--- START EXCERPTED DATA ---

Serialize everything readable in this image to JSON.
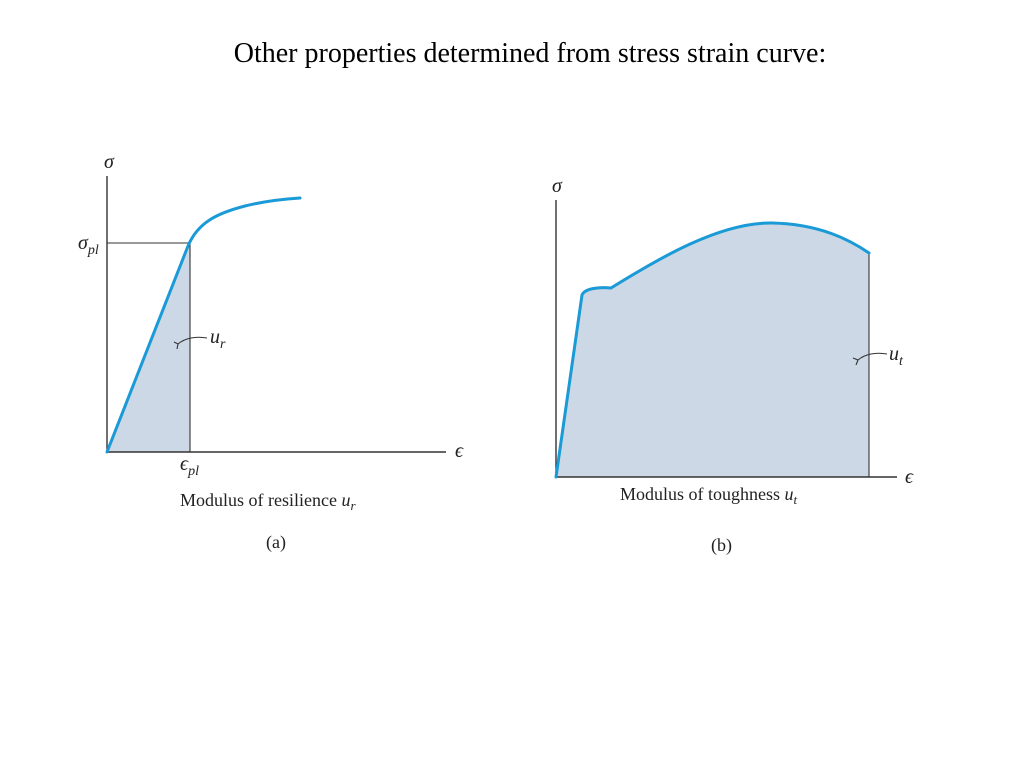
{
  "title": "Other properties determined from stress strain curve:",
  "colors": {
    "curve": "#1a9ad6",
    "area_fill": "#ccd8e5",
    "axis": "#333333"
  },
  "figure_a": {
    "y_axis_label": "σ",
    "x_axis_label": "ϵ",
    "proportional_limit_stress_label": "σ",
    "proportional_limit_stress_subscript": "pl",
    "proportional_limit_strain_label": "ϵ",
    "proportional_limit_strain_subscript": "pl",
    "area_label": "u",
    "area_label_subscript": "r",
    "caption_text": "Modulus of resilience ",
    "caption_symbol": "u",
    "caption_symbol_subscript": "r",
    "panel_label": "(a)"
  },
  "figure_b": {
    "y_axis_label": "σ",
    "x_axis_label": "ϵ",
    "area_label": "u",
    "area_label_subscript": "t",
    "caption_text": "Modulus of toughness ",
    "caption_symbol": "u",
    "caption_symbol_subscript": "t",
    "panel_label": "(b)"
  }
}
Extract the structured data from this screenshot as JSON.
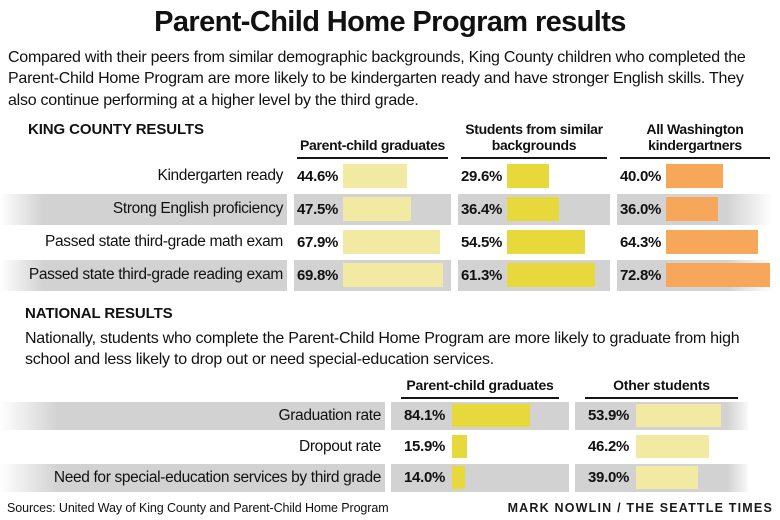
{
  "title": "Parent-Child Home Program results",
  "intro": "Compared with their peers from similar demographic backgrounds, King County children who completed the Parent-Child Home Program are more likely to be kindergarten ready and have stronger English skills. They also continue performing at a higher level by the third grade.",
  "national_intro": "Nationally, students who complete the Parent-Child Home Program are more likely to graduate from high school and less likely to drop out or need special-education services.",
  "footer": {
    "sources": "Sources: United Way of King County and Parent-Child Home Program",
    "credit": "MARK NOWLIN / THE SEATTLE TIMES"
  },
  "colors": {
    "band_gray": "#D2D2D2",
    "rule_black": "#161616",
    "pale_yellow": "#F2E9A2",
    "yellow": "#E7D83C",
    "orange": "#F6A75A"
  },
  "chart_data": [
    {
      "type": "bar",
      "title": "KING COUNTY RESULTS",
      "orientation": "horizontal",
      "unit": "%",
      "value_labels": true,
      "grid": false,
      "categories": [
        "Kindergarten ready",
        "Strong English proficiency",
        "Passed state third-grade math exam",
        "Passed state third-grade reading exam"
      ],
      "series": [
        {
          "name": "Parent-child graduates",
          "color": "#F2E9A2",
          "values": [
            44.6,
            47.5,
            67.9,
            69.8
          ]
        },
        {
          "name": "Students from similar backgrounds",
          "color": "#E7D83C",
          "values": [
            29.6,
            36.4,
            54.5,
            61.3
          ]
        },
        {
          "name": "All Washington kindergartners",
          "color": "#F6A75A",
          "values": [
            40.0,
            36.0,
            64.3,
            72.8
          ]
        }
      ]
    },
    {
      "type": "bar",
      "title": "NATIONAL RESULTS",
      "orientation": "horizontal",
      "unit": "%",
      "value_labels": true,
      "grid": false,
      "categories": [
        "Graduation rate",
        "Dropout rate",
        "Need for special-education services by third grade"
      ],
      "series": [
        {
          "name": "Parent-child graduates",
          "color": "#E7D83C",
          "values": [
            84.1,
            15.9,
            14.0
          ]
        },
        {
          "name": "Other students",
          "color": "#F2E9A2",
          "values": [
            53.9,
            46.2,
            39.0
          ]
        }
      ]
    }
  ]
}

--- END EXCERPTED DATA ---

REQUIREMENT>
Leave out the pictures and restate everything else word for word.

EXERCISE RESULT>
Serialize everything readable in this image to JSON.
{
  "title": "Other properties determined from stress strain curve:",
  "colors": {
    "curve": "#1a9ad6",
    "area_fill": "#ccd8e5",
    "axis": "#333333"
  },
  "figure_a": {
    "y_axis_label": "σ",
    "x_axis_label": "ϵ",
    "proportional_limit_stress_label": "σ",
    "proportional_limit_stress_subscript": "pl",
    "proportional_limit_strain_label": "ϵ",
    "proportional_limit_strain_subscript": "pl",
    "area_label": "u",
    "area_label_subscript": "r",
    "caption_text": "Modulus of resilience ",
    "caption_symbol": "u",
    "caption_symbol_subscript": "r",
    "panel_label": "(a)"
  },
  "figure_b": {
    "y_axis_label": "σ",
    "x_axis_label": "ϵ",
    "area_label": "u",
    "area_label_subscript": "t",
    "caption_text": "Modulus of toughness ",
    "caption_symbol": "u",
    "caption_symbol_subscript": "t",
    "panel_label": "(b)"
  }
}
Extract the structured data from this screenshot as JSON.
{
  "title": "Parent-Child Home Program results",
  "intro": "Compared with their peers from similar demographic backgrounds, King County children who completed the Parent-Child Home Program are more likely to be kindergarten ready and have stronger English skills. They also continue performing at a higher level by the third grade.",
  "national_intro": "Nationally, students who complete the Parent-Child Home Program are more likely to graduate from high school and less likely to drop out or need special-education services.",
  "footer": {
    "sources": "Sources: United Way of King County and Parent-Child Home Program",
    "credit": "MARK NOWLIN / THE SEATTLE TIMES"
  },
  "colors": {
    "band_gray": "#D2D2D2",
    "rule_black": "#161616",
    "pale_yellow": "#F2E9A2",
    "yellow": "#E7D83C",
    "orange": "#F6A75A"
  },
  "chart_data": [
    {
      "type": "bar",
      "title": "KING COUNTY RESULTS",
      "orientation": "horizontal",
      "unit": "%",
      "value_labels": true,
      "grid": false,
      "categories": [
        "Kindergarten ready",
        "Strong English proficiency",
        "Passed state third-grade math exam",
        "Passed state third-grade reading exam"
      ],
      "series": [
        {
          "name": "Parent-child graduates",
          "color": "#F2E9A2",
          "values": [
            44.6,
            47.5,
            67.9,
            69.8
          ]
        },
        {
          "name": "Students from similar backgrounds",
          "color": "#E7D83C",
          "values": [
            29.6,
            36.4,
            54.5,
            61.3
          ]
        },
        {
          "name": "All Washington kindergartners",
          "color": "#F6A75A",
          "values": [
            40.0,
            36.0,
            64.3,
            72.8
          ]
        }
      ]
    },
    {
      "type": "bar",
      "title": "NATIONAL RESULTS",
      "orientation": "horizontal",
      "unit": "%",
      "value_labels": true,
      "grid": false,
      "categories": [
        "Graduation rate",
        "Dropout rate",
        "Need for special-education services by third grade"
      ],
      "series": [
        {
          "name": "Parent-child graduates",
          "color": "#E7D83C",
          "values": [
            84.1,
            15.9,
            14.0
          ]
        },
        {
          "name": "Other students",
          "color": "#F2E9A2",
          "values": [
            53.9,
            46.2,
            39.0
          ]
        }
      ]
    }
  ]
}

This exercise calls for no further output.